Set problem: Copy out all of the material exactly.

Records from a dataset:
··········

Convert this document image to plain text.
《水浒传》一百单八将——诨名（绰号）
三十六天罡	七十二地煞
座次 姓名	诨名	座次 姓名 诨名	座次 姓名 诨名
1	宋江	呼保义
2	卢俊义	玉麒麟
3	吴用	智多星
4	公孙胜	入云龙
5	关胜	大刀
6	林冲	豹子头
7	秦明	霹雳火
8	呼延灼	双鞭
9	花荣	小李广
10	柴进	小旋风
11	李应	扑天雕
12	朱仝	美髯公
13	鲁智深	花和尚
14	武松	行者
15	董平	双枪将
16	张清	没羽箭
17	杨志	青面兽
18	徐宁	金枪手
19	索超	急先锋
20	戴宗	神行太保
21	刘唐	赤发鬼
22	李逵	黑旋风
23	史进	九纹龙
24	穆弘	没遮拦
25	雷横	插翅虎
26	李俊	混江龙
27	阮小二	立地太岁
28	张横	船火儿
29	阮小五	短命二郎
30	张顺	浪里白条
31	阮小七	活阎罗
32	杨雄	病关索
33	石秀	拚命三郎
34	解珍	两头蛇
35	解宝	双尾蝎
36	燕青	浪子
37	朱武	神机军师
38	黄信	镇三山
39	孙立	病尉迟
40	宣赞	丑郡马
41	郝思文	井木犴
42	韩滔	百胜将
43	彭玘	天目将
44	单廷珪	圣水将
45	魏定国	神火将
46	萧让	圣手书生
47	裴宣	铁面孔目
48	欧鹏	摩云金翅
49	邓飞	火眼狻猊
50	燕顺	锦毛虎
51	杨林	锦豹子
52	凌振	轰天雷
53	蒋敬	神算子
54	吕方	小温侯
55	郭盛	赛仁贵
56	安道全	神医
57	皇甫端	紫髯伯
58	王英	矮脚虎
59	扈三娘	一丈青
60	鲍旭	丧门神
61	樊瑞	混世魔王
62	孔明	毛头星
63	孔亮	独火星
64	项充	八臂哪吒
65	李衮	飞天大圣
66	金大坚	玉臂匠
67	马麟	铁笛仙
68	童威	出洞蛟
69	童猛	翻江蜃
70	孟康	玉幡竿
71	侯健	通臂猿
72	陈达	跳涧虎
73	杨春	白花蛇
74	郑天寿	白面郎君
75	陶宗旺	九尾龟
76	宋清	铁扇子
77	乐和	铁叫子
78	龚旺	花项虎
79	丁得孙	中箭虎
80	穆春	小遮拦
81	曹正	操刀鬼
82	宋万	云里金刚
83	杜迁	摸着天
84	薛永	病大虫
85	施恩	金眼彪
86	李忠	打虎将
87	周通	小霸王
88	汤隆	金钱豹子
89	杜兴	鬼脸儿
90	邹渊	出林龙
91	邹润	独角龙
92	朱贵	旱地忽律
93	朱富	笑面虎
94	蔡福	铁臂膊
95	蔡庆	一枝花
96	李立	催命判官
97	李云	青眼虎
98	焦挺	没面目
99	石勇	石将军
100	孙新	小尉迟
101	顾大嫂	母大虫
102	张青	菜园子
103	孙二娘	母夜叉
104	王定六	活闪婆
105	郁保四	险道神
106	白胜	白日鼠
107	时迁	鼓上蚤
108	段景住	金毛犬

··········

Task output:
Convert this document image to plain text.
《水浒传》一百单八将——诨名（绰号）
三十六天罡	七十二地煞
座次 姓名	诨名	座次 姓名 诨名	座次 姓名 诨名
1	宋江	呼保义
2	卢俊义	玉麒麟
3	吴用	智多星
4	公孙胜	入云龙
5	关胜	大刀
6	林冲	豹子头
7	秦明	霹雳火
8	呼延灼	双鞭
9	花荣	小李广
10	柴进	小旋风
11	李应	扑天雕
12	朱仝	美髯公
13	鲁智深	花和尚
14	武松	行者
15	董平	双枪将
16	张清	没羽箭
17	杨志	青面兽
18	徐宁	金枪手
19	索超	急先锋
20	戴宗	神行太保
21	刘唐	赤发鬼
22	李逵	黑旋风
23	史进	九纹龙
24	穆弘	没遮拦
25	雷横	插翅虎
26	李俊	混江龙
27	阮小二	立地太岁
28	张横	船火儿
29	阮小五	短命二郎
30	张顺	浪里白条
31	阮小七	活阎罗
32	杨雄	病关索
33	石秀	拚命三郎
34	解珍	两头蛇
35	解宝	双尾蝎
36	燕青	浪子
37	朱武	神机军师
38	黄信	镇三山
39	孙立	病尉迟
40	宣赞	丑郡马
41	郝思文	井木犴
42	韩滔	百胜将
43	彭玘	天目将
44	单廷珪	圣水将
45	魏定国	神火将
46	萧让	圣手书生
47	裴宣	铁面孔目
48	欧鹏	摩云金翅
49	邓飞	火眼狻猊
50	燕顺	锦毛虎
51	杨林	锦豹子
52	凌振	轰天雷
53	蒋敬	神算子
54	吕方	小温侯
55	郭盛	赛仁贵
56	安道全	神医
57	皇甫端	紫髯伯
58	王英	矮脚虎
59	扈三娘	一丈青
60	鲍旭	丧门神
61	樊瑞	混世魔王
62	孔明	毛头星
63	孔亮	独火星
64	项充	八臂哪吒
65	李衮	飞天大圣
66	金大坚	玉臂匠
67	马麟	铁笛仙
68	童威	出洞蛟
69	童猛	翻江蜃
70	孟康	玉幡竿
71	侯健	通臂猿
72	陈达	跳涧虎
73	杨春	白花蛇
74	郑天寿	白面郎君
75	陶宗旺	九尾龟
76	宋清	铁扇子
77	乐和	铁叫子
78	龚旺	花项虎
79	丁得孙	中箭虎
80	穆春	小遮拦
81	曹正	操刀鬼
82	宋万	云里金刚
83	杜迁	摸着天
84	薛永	病大虫
85	施恩	金眼彪
86	李忠	打虎将
87	周通	小霸王
88	汤隆	金钱豹子
89	杜兴	鬼脸儿
90	邹渊	出林龙
91	邹润	独角龙
92	朱贵	旱地忽律
93	朱富	笑面虎
94	蔡福	铁臂膊
95	蔡庆	一枝花
96	李立	催命判官
97	李云	青眼虎
98	焦挺	没面目
99	石勇	石将军
100	孙新	小尉迟
101	顾大嫂	母大虫
102	张青	菜园子
103	孙二娘	母夜叉
104	王定六	活闪婆
105	郁保四	险道神
106	白胜	白日鼠
107	时迁	鼓上蚤
108	段景住	金毛犬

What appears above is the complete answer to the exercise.